**Task to carry out**
Count the lines below that contain the word "within", and reply with only that number.

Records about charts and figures
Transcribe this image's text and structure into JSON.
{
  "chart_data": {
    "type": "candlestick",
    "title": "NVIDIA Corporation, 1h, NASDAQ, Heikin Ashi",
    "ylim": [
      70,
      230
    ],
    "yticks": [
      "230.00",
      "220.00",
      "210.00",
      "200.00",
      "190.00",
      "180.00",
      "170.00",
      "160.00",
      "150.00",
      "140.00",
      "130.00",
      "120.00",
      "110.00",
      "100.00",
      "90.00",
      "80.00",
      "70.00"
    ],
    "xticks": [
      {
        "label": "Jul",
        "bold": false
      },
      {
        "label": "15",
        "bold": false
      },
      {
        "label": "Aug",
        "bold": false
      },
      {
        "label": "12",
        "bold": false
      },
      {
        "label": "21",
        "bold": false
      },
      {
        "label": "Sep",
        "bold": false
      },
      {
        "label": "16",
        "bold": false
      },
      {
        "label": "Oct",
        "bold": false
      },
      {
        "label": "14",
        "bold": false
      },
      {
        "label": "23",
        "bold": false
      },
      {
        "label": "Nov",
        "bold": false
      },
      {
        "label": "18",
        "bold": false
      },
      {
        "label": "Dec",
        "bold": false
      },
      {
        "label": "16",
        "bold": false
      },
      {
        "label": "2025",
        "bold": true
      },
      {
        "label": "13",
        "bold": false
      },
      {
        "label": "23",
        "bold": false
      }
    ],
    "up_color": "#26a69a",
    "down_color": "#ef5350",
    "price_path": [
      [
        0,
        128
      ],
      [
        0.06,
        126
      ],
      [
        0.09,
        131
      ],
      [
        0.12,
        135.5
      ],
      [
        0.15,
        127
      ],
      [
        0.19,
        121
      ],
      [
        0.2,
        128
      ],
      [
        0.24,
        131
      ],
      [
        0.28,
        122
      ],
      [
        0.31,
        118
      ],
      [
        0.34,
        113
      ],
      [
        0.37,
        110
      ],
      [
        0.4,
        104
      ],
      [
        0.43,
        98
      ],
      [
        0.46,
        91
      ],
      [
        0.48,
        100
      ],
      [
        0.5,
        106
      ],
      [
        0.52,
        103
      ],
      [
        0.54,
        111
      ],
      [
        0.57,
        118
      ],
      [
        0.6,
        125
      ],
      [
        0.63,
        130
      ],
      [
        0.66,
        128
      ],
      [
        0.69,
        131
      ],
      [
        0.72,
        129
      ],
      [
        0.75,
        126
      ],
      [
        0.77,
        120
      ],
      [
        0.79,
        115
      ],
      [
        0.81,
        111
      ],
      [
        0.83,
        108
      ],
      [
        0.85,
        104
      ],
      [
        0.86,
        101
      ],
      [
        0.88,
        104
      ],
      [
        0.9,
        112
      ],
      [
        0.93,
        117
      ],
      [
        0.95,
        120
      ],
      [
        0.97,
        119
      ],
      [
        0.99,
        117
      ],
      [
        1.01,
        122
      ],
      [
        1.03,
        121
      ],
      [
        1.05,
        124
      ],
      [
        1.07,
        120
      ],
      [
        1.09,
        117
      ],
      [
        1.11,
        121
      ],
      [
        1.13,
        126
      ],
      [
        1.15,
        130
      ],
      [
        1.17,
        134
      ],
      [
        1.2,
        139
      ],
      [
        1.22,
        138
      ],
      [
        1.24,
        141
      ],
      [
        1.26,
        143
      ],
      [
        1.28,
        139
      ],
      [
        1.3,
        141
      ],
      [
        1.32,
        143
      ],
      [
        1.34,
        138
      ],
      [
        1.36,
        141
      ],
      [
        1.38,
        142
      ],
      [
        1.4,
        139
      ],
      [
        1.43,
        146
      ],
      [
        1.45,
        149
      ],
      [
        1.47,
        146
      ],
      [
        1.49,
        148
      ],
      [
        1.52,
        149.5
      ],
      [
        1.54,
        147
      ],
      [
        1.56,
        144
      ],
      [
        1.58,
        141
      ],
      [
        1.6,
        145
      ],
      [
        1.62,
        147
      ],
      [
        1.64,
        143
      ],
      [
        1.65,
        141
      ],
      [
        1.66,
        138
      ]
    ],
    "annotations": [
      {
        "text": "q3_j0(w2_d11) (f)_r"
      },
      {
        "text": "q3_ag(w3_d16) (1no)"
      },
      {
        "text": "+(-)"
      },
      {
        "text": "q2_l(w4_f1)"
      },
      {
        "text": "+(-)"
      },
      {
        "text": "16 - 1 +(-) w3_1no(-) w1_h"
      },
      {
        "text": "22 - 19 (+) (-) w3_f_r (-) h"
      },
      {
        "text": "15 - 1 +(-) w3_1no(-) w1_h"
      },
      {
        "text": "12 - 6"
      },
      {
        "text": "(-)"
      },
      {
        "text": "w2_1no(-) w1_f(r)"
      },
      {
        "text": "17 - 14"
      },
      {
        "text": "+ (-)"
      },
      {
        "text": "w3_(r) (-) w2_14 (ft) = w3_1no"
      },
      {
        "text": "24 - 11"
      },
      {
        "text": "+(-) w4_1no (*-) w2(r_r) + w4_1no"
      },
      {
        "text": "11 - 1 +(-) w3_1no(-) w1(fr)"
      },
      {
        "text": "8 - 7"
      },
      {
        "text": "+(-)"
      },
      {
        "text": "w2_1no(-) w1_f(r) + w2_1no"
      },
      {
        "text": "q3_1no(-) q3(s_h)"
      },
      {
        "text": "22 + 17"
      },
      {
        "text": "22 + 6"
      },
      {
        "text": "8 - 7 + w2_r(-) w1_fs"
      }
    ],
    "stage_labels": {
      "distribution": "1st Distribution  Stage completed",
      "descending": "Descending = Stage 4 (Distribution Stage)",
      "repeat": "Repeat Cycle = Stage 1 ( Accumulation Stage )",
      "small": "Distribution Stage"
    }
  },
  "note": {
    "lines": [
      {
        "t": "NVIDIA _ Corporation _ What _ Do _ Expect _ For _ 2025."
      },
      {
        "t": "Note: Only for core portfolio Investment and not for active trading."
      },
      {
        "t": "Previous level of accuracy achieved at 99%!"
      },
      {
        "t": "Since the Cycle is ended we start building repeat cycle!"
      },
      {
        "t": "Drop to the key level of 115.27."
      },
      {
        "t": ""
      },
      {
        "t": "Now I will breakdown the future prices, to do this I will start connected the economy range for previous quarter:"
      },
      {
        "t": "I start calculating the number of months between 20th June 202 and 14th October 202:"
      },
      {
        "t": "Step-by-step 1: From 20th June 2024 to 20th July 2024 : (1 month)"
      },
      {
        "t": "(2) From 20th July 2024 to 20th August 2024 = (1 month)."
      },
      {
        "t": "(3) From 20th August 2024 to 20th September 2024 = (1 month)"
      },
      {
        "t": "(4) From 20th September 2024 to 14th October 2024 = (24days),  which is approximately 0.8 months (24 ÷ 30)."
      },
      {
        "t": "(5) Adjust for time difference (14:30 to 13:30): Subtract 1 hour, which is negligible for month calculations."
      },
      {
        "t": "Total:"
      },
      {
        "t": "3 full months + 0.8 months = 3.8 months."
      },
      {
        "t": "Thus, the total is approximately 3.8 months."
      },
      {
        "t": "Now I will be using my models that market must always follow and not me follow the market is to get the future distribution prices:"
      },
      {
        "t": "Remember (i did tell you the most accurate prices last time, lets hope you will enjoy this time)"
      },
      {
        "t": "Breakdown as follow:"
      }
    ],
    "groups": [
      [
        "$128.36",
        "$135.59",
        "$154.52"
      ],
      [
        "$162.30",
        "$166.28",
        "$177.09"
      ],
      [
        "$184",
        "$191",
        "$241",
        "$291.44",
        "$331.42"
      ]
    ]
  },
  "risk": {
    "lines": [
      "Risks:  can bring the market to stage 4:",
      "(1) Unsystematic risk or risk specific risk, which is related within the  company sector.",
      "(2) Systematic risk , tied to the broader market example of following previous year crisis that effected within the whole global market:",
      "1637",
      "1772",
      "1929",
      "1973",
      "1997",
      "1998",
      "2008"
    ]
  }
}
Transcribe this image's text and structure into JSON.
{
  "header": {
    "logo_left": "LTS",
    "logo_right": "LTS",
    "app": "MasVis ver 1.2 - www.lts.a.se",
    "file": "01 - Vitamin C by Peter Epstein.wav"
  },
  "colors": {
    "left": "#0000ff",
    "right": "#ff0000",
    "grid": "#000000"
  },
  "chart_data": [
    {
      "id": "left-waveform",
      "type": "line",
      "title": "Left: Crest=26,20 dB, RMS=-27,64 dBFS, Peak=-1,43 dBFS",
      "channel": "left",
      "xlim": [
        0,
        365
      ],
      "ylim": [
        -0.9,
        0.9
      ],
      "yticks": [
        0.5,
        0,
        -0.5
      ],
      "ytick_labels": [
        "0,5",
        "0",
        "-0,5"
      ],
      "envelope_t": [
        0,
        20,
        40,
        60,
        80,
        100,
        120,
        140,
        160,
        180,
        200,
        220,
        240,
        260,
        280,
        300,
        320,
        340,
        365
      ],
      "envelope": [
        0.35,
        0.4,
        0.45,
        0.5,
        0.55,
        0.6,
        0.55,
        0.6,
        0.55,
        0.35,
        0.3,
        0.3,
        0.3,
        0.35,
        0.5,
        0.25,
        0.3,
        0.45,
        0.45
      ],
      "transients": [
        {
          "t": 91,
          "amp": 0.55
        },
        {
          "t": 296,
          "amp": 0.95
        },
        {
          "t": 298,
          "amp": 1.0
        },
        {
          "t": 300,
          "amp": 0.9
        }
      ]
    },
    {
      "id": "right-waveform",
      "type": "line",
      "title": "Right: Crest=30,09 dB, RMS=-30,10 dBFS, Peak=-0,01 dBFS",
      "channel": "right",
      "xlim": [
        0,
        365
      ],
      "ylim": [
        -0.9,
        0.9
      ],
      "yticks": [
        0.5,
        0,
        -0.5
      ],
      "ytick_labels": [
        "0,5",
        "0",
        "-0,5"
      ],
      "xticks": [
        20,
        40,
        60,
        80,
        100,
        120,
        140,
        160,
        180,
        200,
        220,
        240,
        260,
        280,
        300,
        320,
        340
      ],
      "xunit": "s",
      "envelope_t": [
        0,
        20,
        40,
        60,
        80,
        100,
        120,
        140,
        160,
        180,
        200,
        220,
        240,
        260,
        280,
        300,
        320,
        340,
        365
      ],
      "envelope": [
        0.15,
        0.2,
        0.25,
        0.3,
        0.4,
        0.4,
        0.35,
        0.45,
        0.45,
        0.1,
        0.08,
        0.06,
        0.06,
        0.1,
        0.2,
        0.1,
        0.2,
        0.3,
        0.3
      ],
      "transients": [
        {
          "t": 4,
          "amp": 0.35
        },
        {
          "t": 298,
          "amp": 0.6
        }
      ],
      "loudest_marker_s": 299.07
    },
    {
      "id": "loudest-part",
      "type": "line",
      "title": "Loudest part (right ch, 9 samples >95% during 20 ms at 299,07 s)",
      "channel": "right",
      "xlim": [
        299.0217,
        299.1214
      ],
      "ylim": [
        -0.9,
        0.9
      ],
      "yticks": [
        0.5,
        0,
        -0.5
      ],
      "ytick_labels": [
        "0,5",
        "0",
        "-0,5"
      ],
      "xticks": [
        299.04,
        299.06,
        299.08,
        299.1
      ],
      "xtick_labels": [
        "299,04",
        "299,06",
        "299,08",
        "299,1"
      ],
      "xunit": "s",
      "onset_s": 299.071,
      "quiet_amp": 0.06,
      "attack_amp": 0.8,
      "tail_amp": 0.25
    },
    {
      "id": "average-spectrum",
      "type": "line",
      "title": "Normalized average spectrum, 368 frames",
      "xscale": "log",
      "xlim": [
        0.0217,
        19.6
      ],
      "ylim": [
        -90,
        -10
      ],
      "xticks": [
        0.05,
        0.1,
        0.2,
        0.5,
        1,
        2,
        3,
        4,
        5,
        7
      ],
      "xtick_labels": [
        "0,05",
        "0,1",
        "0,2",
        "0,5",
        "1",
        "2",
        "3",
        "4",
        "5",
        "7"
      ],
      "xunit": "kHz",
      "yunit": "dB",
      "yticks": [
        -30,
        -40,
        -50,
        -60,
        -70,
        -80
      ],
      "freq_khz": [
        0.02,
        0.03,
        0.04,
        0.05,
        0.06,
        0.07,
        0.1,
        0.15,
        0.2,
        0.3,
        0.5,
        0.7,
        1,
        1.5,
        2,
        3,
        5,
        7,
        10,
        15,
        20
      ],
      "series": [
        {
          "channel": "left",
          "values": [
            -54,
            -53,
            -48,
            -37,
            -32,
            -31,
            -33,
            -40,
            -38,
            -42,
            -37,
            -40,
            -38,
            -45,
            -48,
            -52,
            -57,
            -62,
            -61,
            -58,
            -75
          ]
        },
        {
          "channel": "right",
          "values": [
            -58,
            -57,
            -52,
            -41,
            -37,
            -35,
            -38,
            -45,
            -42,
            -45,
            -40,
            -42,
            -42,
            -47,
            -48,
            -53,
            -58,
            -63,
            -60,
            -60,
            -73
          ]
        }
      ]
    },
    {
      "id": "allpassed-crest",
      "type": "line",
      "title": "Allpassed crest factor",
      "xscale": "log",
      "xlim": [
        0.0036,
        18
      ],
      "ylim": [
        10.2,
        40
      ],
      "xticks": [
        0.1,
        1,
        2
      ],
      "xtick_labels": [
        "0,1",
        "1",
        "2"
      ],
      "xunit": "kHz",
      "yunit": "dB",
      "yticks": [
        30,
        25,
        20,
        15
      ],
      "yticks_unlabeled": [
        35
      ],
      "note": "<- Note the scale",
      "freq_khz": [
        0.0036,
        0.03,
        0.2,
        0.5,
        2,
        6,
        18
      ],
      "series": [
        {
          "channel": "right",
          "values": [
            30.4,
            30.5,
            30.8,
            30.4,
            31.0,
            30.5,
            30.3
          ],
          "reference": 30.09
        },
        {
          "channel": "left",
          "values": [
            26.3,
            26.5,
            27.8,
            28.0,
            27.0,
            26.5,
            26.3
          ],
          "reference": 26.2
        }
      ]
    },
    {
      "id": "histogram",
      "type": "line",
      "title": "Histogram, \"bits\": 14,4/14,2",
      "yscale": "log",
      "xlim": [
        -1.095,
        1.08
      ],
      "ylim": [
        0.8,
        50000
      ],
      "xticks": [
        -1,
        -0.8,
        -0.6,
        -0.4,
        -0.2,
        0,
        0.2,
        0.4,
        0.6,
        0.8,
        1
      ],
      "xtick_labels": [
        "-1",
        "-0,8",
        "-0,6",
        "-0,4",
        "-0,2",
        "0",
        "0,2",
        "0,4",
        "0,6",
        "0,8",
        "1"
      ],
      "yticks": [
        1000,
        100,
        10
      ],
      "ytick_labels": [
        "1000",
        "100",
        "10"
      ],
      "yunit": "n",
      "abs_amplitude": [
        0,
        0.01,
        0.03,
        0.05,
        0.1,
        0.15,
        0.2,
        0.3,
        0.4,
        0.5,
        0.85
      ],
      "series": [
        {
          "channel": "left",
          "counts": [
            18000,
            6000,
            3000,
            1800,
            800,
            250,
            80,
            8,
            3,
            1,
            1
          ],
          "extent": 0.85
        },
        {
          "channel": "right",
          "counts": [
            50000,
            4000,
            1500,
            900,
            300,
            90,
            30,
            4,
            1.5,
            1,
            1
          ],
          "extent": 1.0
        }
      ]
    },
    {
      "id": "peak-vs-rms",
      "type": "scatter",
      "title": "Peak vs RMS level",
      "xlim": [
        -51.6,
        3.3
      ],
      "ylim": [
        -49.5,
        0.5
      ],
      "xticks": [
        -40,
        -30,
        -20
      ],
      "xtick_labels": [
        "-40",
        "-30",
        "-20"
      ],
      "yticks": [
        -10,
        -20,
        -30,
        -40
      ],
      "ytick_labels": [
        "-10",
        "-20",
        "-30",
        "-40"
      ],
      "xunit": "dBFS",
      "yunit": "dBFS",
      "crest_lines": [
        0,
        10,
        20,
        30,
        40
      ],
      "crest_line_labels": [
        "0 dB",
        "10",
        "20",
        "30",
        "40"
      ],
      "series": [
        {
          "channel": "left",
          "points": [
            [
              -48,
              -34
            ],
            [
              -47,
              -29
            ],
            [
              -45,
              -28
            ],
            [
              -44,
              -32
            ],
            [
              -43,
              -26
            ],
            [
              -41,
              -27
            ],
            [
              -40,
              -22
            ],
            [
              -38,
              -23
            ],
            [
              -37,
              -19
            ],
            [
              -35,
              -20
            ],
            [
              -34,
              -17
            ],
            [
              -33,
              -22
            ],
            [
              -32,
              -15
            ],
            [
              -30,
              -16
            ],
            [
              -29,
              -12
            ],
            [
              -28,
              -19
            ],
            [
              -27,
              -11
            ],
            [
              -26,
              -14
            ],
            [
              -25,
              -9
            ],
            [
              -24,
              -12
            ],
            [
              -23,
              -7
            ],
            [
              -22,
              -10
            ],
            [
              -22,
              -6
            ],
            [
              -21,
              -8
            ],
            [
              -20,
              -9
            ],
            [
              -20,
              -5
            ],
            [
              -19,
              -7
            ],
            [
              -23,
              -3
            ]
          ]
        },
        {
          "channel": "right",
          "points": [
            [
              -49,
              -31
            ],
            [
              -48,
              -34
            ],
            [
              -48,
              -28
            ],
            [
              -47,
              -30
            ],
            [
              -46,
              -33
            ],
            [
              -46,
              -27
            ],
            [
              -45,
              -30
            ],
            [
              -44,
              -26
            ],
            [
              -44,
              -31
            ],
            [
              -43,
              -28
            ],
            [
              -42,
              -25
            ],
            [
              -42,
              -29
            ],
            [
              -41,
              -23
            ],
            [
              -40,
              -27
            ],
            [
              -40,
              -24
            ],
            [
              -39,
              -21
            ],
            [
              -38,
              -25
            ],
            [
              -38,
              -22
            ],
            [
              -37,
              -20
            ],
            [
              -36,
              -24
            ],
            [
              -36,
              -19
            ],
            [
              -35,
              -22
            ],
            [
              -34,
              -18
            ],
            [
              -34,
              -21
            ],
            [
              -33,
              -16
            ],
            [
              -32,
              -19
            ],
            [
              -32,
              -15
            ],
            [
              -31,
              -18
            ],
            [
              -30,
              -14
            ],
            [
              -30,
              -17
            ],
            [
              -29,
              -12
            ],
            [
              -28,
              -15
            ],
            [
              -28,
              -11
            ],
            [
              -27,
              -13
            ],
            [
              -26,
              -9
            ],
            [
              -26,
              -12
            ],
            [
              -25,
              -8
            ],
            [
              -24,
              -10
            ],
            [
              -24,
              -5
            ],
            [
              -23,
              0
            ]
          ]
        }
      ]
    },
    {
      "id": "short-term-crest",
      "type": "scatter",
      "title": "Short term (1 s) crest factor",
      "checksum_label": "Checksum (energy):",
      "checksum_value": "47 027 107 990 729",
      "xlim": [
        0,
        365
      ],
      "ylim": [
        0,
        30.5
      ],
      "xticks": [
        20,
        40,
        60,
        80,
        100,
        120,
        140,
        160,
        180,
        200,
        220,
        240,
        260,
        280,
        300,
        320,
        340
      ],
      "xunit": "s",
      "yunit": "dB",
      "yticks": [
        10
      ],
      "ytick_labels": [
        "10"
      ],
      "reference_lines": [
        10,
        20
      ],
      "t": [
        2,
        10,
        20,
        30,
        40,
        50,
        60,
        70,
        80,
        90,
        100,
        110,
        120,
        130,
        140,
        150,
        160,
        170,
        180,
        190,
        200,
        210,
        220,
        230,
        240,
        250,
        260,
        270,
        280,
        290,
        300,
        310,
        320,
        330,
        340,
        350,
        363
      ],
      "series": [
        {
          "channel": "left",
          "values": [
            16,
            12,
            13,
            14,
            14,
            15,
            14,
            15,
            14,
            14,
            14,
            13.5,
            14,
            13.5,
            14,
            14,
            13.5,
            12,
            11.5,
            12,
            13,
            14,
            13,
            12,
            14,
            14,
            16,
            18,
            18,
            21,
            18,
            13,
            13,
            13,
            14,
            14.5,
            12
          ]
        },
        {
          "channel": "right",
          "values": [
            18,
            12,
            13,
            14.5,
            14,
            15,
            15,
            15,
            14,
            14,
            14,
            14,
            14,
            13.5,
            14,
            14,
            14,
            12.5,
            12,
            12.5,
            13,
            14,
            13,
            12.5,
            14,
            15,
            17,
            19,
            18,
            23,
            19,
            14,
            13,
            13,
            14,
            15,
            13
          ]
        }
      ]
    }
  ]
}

**Exercise solution**
2